--- Start ---

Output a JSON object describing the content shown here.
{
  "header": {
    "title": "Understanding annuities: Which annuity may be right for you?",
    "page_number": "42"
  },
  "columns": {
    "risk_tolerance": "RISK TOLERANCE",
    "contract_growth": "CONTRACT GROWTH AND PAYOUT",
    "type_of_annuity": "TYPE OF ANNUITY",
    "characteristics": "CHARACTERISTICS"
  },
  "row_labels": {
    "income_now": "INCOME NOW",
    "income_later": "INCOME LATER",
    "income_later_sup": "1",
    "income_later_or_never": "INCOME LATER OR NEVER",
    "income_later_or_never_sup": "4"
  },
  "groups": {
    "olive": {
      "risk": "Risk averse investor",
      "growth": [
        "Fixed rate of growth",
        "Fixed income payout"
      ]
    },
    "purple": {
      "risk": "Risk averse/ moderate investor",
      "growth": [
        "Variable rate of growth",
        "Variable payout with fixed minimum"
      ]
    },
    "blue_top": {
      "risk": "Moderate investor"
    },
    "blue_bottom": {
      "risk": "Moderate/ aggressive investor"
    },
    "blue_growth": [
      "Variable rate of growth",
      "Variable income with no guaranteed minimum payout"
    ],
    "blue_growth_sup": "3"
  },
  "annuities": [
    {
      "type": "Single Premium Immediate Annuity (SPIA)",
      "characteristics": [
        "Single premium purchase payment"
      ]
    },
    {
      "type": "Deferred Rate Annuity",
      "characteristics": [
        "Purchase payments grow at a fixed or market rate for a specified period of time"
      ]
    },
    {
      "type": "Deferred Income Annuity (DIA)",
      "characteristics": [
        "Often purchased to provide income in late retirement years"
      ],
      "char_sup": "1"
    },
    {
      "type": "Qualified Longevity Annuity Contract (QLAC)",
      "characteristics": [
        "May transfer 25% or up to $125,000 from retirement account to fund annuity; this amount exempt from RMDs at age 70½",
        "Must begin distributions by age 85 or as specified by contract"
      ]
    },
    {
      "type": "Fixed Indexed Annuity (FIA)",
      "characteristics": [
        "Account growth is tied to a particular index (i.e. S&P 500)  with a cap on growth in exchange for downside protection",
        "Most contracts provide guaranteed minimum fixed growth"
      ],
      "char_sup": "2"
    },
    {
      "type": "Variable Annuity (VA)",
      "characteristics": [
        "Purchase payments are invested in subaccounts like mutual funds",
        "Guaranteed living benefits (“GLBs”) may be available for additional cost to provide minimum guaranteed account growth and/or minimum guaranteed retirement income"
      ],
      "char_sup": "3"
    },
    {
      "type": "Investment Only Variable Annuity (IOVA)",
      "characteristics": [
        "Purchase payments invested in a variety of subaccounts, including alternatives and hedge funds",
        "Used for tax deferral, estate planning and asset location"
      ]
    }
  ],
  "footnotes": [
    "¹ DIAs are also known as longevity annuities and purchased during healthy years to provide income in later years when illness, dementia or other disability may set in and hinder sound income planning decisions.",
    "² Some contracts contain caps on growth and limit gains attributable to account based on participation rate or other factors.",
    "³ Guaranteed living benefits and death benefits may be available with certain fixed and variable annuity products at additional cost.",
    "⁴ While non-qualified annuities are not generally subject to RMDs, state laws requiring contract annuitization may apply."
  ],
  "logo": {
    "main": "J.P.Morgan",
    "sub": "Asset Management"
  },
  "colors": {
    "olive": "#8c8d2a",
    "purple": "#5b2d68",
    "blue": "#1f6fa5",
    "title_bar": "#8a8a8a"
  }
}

--- End ---

# EXERCISE REQUIREMENTS:
Check the data for the word "specified" and pull out the lines that have it.

# THE REPLY:
        "Purchase payments grow at a fixed or market rate for a specified period of time"
        "Must begin distributions by age 85 or as specified by contract"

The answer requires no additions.